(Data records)
* * * *

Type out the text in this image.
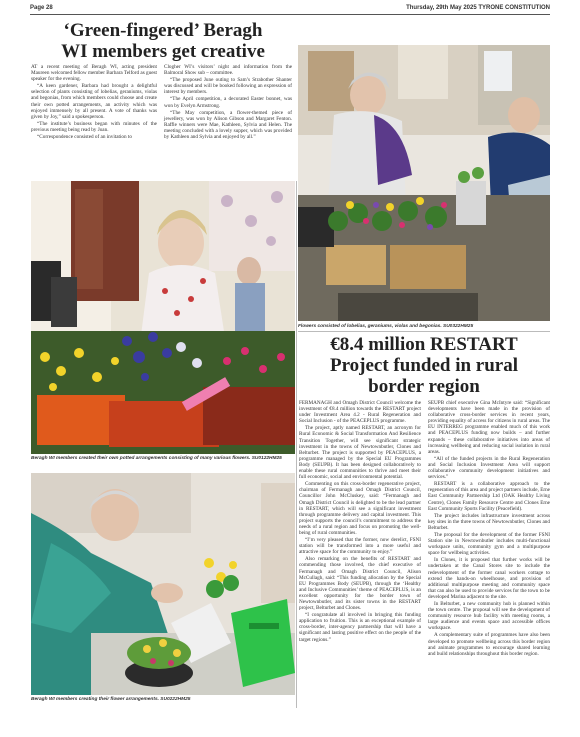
Page 28	Thursday, 29th May 2025 TYRONE CONSTITUTION
‘Green-fingered’ Beragh
WI members get creative

AT a recent meeting of Beragh WI, acting president Maureen welcomed fellow member Barbara Telford as guest speaker for the evening.

“A keen gardener, Barbara had brought a delightful selection of plants consisting of lobelias, geraniums, violas and begonias, from which members could choose and create their own potted arrangements, an activity which was enjoyed immensely by all present. A vote of thanks was given by Joy,” said a spokesperson.

“The institute’s business began with minutes of the previous meeting being read by Joan.

“Correspondence consisted of an invitation to

Clogher WI’s visitors’ night and information from the Balmoral Show sub – committee.

“The proposed June outing to Sam’s Strabother Shanter was discussed and will be booked following an expression of interest by members.

“The April competition, a decorated Easter bonnet, was won by Evelyn Armstrong.

“The May competition, a flower-themed piece of jewellery, was won by Alison Gibson and Margaret Fenton. Raffle winners were Mae, Kathleen, Sylvia and Helen. The meeting concluded with a lovely supper, which was provided by Kathleen and Sylvia and enjoyed by all.”

Beragh WI members created their own potted arrangements consisting of many various flowers. SU0122HM25
Beragh WI members creating their flower arrangements. SU0222HM25
Flowers consisted of lobelias, geraniums, violas and begonias. SU0322HM25
€8.4 million RESTART
Project funded in rural
border region

FERMANAGH and Omagh District Council welcome the investment of €8.4 million towards the RESTART project under Investment Area 4.2 - Rural Regeneration and Social Inclusion - of the PEACEPLUS programme.

The project, aptly named RESTART, an acronym for Rural Economic & Social Transformation And Resilience Transition Together, will see significant strategic investment in the towns of Newtownbutler, Clones and Belturbet. The project is supported by PEACEPLUS, a programme managed by the Special EU Programmes Body (SEUPB). It has been designed collaboratively to enable these rural communities to thrive and meet their full economic, social and environmental potential.

Commenting on this cross-border regenerative project, chairman of Fermanagh and Omagh District Council, Councillor John McCluskey, said: “Fermanagh and Omagh District Council is delighted to be the lead partner in RESTART, which will see a significant investment through programme delivery and capital investment. This project supports the council’s commitment to address the needs of a rural region and focus on promoting the well-being of rural communities.

“I’m very pleased that the former, now derelict, FSNI station will be transformed into a more useful and attractive space for the community to enjoy.”

Also remarking on the benefits of RESTART and commending those involved, the chief executive of Fermanagh and Omagh District Council, Alison McCullagh, said: “This funding allocation by the Special EU Programmes Body (SEUPB), through the ‘Healthy and Inclusive Communities’ theme of PEACEPLUS, is an excellent opportunity for the border town of Newtownbutler, and its sister towns in the RESTART project, Belturbet and Clones.

“I congratulate all involved in bringing this funding application to fruition. This is an exceptional example of cross-border, inter-agency partnership that will have a significant and lasting positive effect on the people of the target regions.”

SEUPB chief executive Gina McIntyre said: “Significant developments have been made in the provision of collaborative cross-border services in recent years, providing equality of access for citizens in rural areas. The EU INTERREG programme enabled much of this work and PEACEPLUS funding now builds – and further expands – these collaborative initiatives into areas of increasing wellbeing and reducing social isolation in rural areas.

“All of the funded projects in the Rural Regeneration and Social Inclusion Investment Area will support collaborative community development initiatives and services.”

RESTART is a collaborative approach to the regeneration of this area and project partners include, Erne East Community Partnership Ltd (OAK Healthy Living Centre), Clones Family Resource Centre and Clones Erne East Community Sports Facility (Peacefield).

The project includes infrastructure investment across key sites in the three towns of Newtownbutler, Clones and Belturbet.

The proposal for the development of the former FSNI Station site in Newtownbutler includes multi-functional workspace units, community gym and a multipurpose space for wellbeing activities.

In Clones, it is proposed that further works will be undertaken at the Canal Stores site to include the redevelopment of the former canal workers cottage to extend the hands-on wheelhouse, and provision of additional multipurpose meeting and community space that can also be used to provide services for the town to be developed Marina adjacent to the site.

In Belturbet, a new community hub is planned within the town centre. The proposal will see the development of community resource hub facility with meeting rooms, a large audience and events space and accessible offices workspace.

A complementary suite of programmes have also been developed to promote wellbeing across this border region and animate programmes to encourage shared learning and build relationships throughout this border region.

* * * *

- WHAT TO WORK ON:
Omit every picture, then reproduce the rest of the listing exactly.

- TASK RESPONSE:
Type out the text in this image.
Page 28	Thursday, 29th May 2025 TYRONE CONSTITUTION
‘Green-fingered’ Beragh
WI members get creative

AT a recent meeting of Beragh WI, acting president Maureen welcomed fellow member Barbara Telford as guest speaker for the evening.

“A keen gardener, Barbara had brought a delightful selection of plants consisting of lobelias, geraniums, violas and begonias, from which members could choose and create their own potted arrangements, an activity which was enjoyed immensely by all present. A vote of thanks was given by Joy,” said a spokesperson.

“The institute’s business began with minutes of the previous meeting being read by Joan.

“Correspondence consisted of an invitation to

Clogher WI’s visitors’ night and information from the Balmoral Show sub – committee.

“The proposed June outing to Sam’s Strabother Shanter was discussed and will be booked following an expression of interest by members.

“The April competition, a decorated Easter bonnet, was won by Evelyn Armstrong.

“The May competition, a flower-themed piece of jewellery, was won by Alison Gibson and Margaret Fenton. Raffle winners were Mae, Kathleen, Sylvia and Helen. The meeting concluded with a lovely supper, which was provided by Kathleen and Sylvia and enjoyed by all.”

Beragh WI members created their own potted arrangements consisting of many various flowers. SU0122HM25
Beragh WI members creating their flower arrangements. SU0222HM25
Flowers consisted of lobelias, geraniums, violas and begonias. SU0322HM25
€8.4 million RESTART
Project funded in rural
border region

FERMANAGH and Omagh District Council welcome the investment of €8.4 million towards the RESTART project under Investment Area 4.2 - Rural Regeneration and Social Inclusion - of the PEACEPLUS programme.

The project, aptly named RESTART, an acronym for Rural Economic & Social Transformation And Resilience Transition Together, will see significant strategic investment in the towns of Newtownbutler, Clones and Belturbet. The project is supported by PEACEPLUS, a programme managed by the Special EU Programmes Body (SEUPB). It has been designed collaboratively to enable these rural communities to thrive and meet their full economic, social and environmental potential.

Commenting on this cross-border regenerative project, chairman of Fermanagh and Omagh District Council, Councillor John McCluskey, said: “Fermanagh and Omagh District Council is delighted to be the lead partner in RESTART, which will see a significant investment through programme delivery and capital investment. This project supports the council’s commitment to address the needs of a rural region and focus on promoting the well-being of rural communities.

“I’m very pleased that the former, now derelict, FSNI station will be transformed into a more useful and attractive space for the community to enjoy.”

Also remarking on the benefits of RESTART and commending those involved, the chief executive of Fermanagh and Omagh District Council, Alison McCullagh, said: “This funding allocation by the Special EU Programmes Body (SEUPB), through the ‘Healthy and Inclusive Communities’ theme of PEACEPLUS, is an excellent opportunity for the border town of Newtownbutler, and its sister towns in the RESTART project, Belturbet and Clones.

“I congratulate all involved in bringing this funding application to fruition. This is an exceptional example of cross-border, inter-agency partnership that will have a significant and lasting positive effect on the people of the target regions.”

SEUPB chief executive Gina McIntyre said: “Significant developments have been made in the provision of collaborative cross-border services in recent years, providing equality of access for citizens in rural areas. The EU INTERREG programme enabled much of this work and PEACEPLUS funding now builds – and further expands – these collaborative initiatives into areas of increasing wellbeing and reducing social isolation in rural areas.

“All of the funded projects in the Rural Regeneration and Social Inclusion Investment Area will support collaborative community development initiatives and services.”

RESTART is a collaborative approach to the regeneration of this area and project partners include, Erne East Community Partnership Ltd (OAK Healthy Living Centre), Clones Family Resource Centre and Clones Erne East Community Sports Facility (Peacefield).

The project includes infrastructure investment across key sites in the three towns of Newtownbutler, Clones and Belturbet.

The proposal for the development of the former FSNI Station site in Newtownbutler includes multi-functional workspace units, community gym and a multipurpose space for wellbeing activities.

In Clones, it is proposed that further works will be undertaken at the Canal Stores site to include the redevelopment of the former canal workers cottage to extend the hands-on wheelhouse, and provision of additional multipurpose meeting and community space that can also be used to provide services for the town to be developed Marina adjacent to the site.

In Belturbet, a new community hub is planned within the town centre. The proposal will see the development of community resource hub facility with meeting rooms, a large audience and events space and accessible offices workspace.

A complementary suite of programmes have also been developed to promote wellbeing across this border region and animate programmes to encourage shared learning and build relationships throughout this border region.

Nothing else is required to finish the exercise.